Given records ::
---------------

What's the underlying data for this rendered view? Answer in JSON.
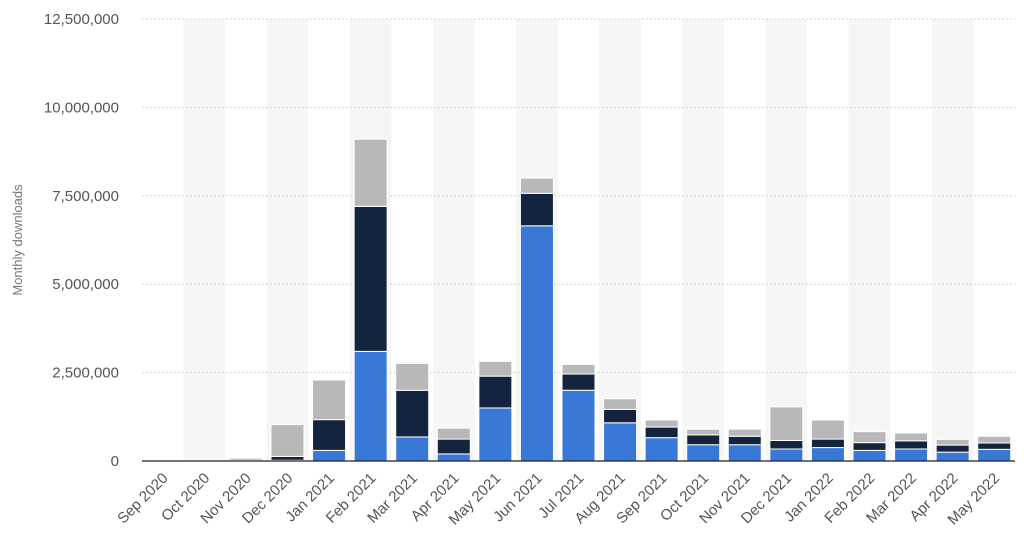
{
  "chart_data": {
    "type": "bar",
    "stacked": true,
    "ylabel": "Monthly downloads",
    "xlabel": "",
    "ylim": [
      0,
      12500000
    ],
    "yticks": [
      0,
      2500000,
      5000000,
      7500000,
      10000000,
      12500000
    ],
    "ytick_labels": [
      "0",
      "2,500,000",
      "5,000,000",
      "7,500,000",
      "10,000,000",
      "12,500,000"
    ],
    "grid": "horizontal dotted",
    "categories": [
      "Sep 2020",
      "Oct 2020",
      "Nov 2020",
      "Dec 2020",
      "Jan 2021",
      "Feb 2021",
      "Mar 2021",
      "Apr 2021",
      "May 2021",
      "Jun 2021",
      "Jul 2021",
      "Aug 2021",
      "Sep 2021",
      "Oct 2021",
      "Nov 2021",
      "Dec 2021",
      "Jan 2022",
      "Feb 2022",
      "Mar 2022",
      "Apr 2022",
      "May 2022"
    ],
    "series": [
      {
        "color": "#3a78d8",
        "values": [
          0,
          0,
          0,
          20000,
          300000,
          3100000,
          680000,
          200000,
          1500000,
          6650000,
          2000000,
          1080000,
          660000,
          460000,
          460000,
          340000,
          380000,
          300000,
          340000,
          250000,
          330000
        ]
      },
      {
        "color": "#14243f",
        "values": [
          0,
          10000,
          20000,
          110000,
          870000,
          4100000,
          1320000,
          420000,
          900000,
          920000,
          460000,
          380000,
          300000,
          280000,
          240000,
          240000,
          240000,
          220000,
          230000,
          200000,
          180000
        ]
      },
      {
        "color": "#b8b8b8",
        "values": [
          0,
          10000,
          60000,
          900000,
          1120000,
          1900000,
          760000,
          310000,
          420000,
          430000,
          270000,
          300000,
          200000,
          160000,
          200000,
          950000,
          540000,
          310000,
          220000,
          160000,
          190000
        ]
      }
    ]
  }
}
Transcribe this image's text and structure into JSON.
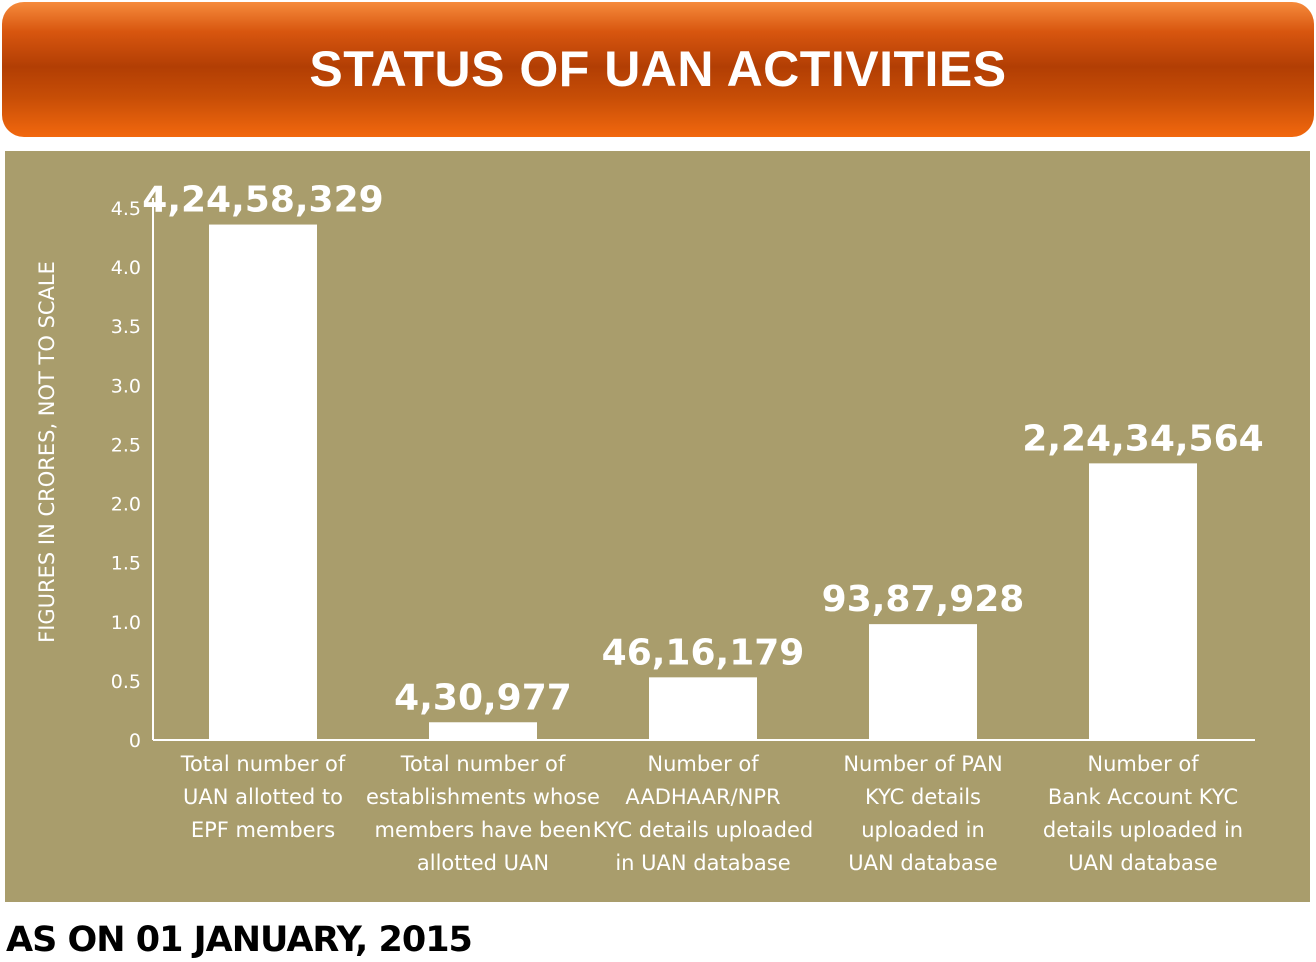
{
  "header": {
    "title": "STATUS OF UAN ACTIVITIES"
  },
  "footnote": "AS ON 01 JANUARY, 2015",
  "colors": {
    "panel": "#a99d6c",
    "bar": "#ffffff",
    "banner_mid": "#b23e04",
    "banner_edge": "#f2680e"
  },
  "chart_data": {
    "type": "bar",
    "title": "STATUS OF UAN ACTIVITIES",
    "ylabel": "FIGURES IN CRORES, NOT TO SCALE",
    "xlabel": "",
    "ylim": [
      0,
      4.5
    ],
    "yticks": [
      "0",
      "0.5",
      "1.0",
      "1.5",
      "2.0",
      "2.5",
      "3.0",
      "3.5",
      "4.0",
      "4.5"
    ],
    "ytick_values": [
      0,
      0.5,
      1.0,
      1.5,
      2.0,
      2.5,
      3.0,
      3.5,
      4.0,
      4.5
    ],
    "grid": false,
    "categories": [
      [
        "Total number of",
        "UAN allotted to",
        "EPF members"
      ],
      [
        "Total number of",
        "establishments whose",
        "members have been",
        "allotted UAN"
      ],
      [
        "Number of",
        "AADHAAR/NPR",
        "KYC details uploaded",
        "in UAN database"
      ],
      [
        "Number of PAN",
        "KYC details",
        "uploaded in",
        "UAN database"
      ],
      [
        "Number of",
        "Bank Account KYC",
        "details uploaded in",
        "UAN database"
      ]
    ],
    "values": [
      4.36,
      0.15,
      0.53,
      0.98,
      2.34
    ],
    "data_labels": [
      "4,24,58,329",
      "4,30,977",
      "46,16,179",
      "93,87,928",
      "2,24,34,564"
    ]
  }
}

---------------

Challenge ::
Using the records above, retype everything exactly except the pictures.

Completed exercise ::
What's the underlying data for this rendered view? Answer in JSON.
{
  "chart_data": {
    "type": "bar",
    "stacked": true,
    "ylabel": "Monthly downloads",
    "xlabel": "",
    "ylim": [
      0,
      12500000
    ],
    "yticks": [
      0,
      2500000,
      5000000,
      7500000,
      10000000,
      12500000
    ],
    "ytick_labels": [
      "0",
      "2,500,000",
      "5,000,000",
      "7,500,000",
      "10,000,000",
      "12,500,000"
    ],
    "grid": "horizontal dotted",
    "categories": [
      "Sep 2020",
      "Oct 2020",
      "Nov 2020",
      "Dec 2020",
      "Jan 2021",
      "Feb 2021",
      "Mar 2021",
      "Apr 2021",
      "May 2021",
      "Jun 2021",
      "Jul 2021",
      "Aug 2021",
      "Sep 2021",
      "Oct 2021",
      "Nov 2021",
      "Dec 2021",
      "Jan 2022",
      "Feb 2022",
      "Mar 2022",
      "Apr 2022",
      "May 2022"
    ],
    "series": [
      {
        "color": "#3a78d8",
        "values": [
          0,
          0,
          0,
          20000,
          300000,
          3100000,
          680000,
          200000,
          1500000,
          6650000,
          2000000,
          1080000,
          660000,
          460000,
          460000,
          340000,
          380000,
          300000,
          340000,
          250000,
          330000
        ]
      },
      {
        "color": "#14243f",
        "values": [
          0,
          10000,
          20000,
          110000,
          870000,
          4100000,
          1320000,
          420000,
          900000,
          920000,
          460000,
          380000,
          300000,
          280000,
          240000,
          240000,
          240000,
          220000,
          230000,
          200000,
          180000
        ]
      },
      {
        "color": "#b8b8b8",
        "values": [
          0,
          10000,
          60000,
          900000,
          1120000,
          1900000,
          760000,
          310000,
          420000,
          430000,
          270000,
          300000,
          200000,
          160000,
          200000,
          950000,
          540000,
          310000,
          220000,
          160000,
          190000
        ]
      }
    ]
  }
}
Transcribe this image's text and structure into JSON.
{
  "header": {
    "title": "STATUS OF UAN ACTIVITIES"
  },
  "footnote": "AS ON 01 JANUARY, 2015",
  "colors": {
    "panel": "#a99d6c",
    "bar": "#ffffff",
    "banner_mid": "#b23e04",
    "banner_edge": "#f2680e"
  },
  "chart_data": {
    "type": "bar",
    "title": "STATUS OF UAN ACTIVITIES",
    "ylabel": "FIGURES IN CRORES, NOT TO SCALE",
    "xlabel": "",
    "ylim": [
      0,
      4.5
    ],
    "yticks": [
      "0",
      "0.5",
      "1.0",
      "1.5",
      "2.0",
      "2.5",
      "3.0",
      "3.5",
      "4.0",
      "4.5"
    ],
    "ytick_values": [
      0,
      0.5,
      1.0,
      1.5,
      2.0,
      2.5,
      3.0,
      3.5,
      4.0,
      4.5
    ],
    "grid": false,
    "categories": [
      [
        "Total number of",
        "UAN allotted to",
        "EPF members"
      ],
      [
        "Total number of",
        "establishments whose",
        "members have been",
        "allotted UAN"
      ],
      [
        "Number of",
        "AADHAAR/NPR",
        "KYC details uploaded",
        "in UAN database"
      ],
      [
        "Number of PAN",
        "KYC details",
        "uploaded in",
        "UAN database"
      ],
      [
        "Number of",
        "Bank Account KYC",
        "details uploaded in",
        "UAN database"
      ]
    ],
    "values": [
      4.36,
      0.15,
      0.53,
      0.98,
      2.34
    ],
    "data_labels": [
      "4,24,58,329",
      "4,30,977",
      "46,16,179",
      "93,87,928",
      "2,24,34,564"
    ]
  }
}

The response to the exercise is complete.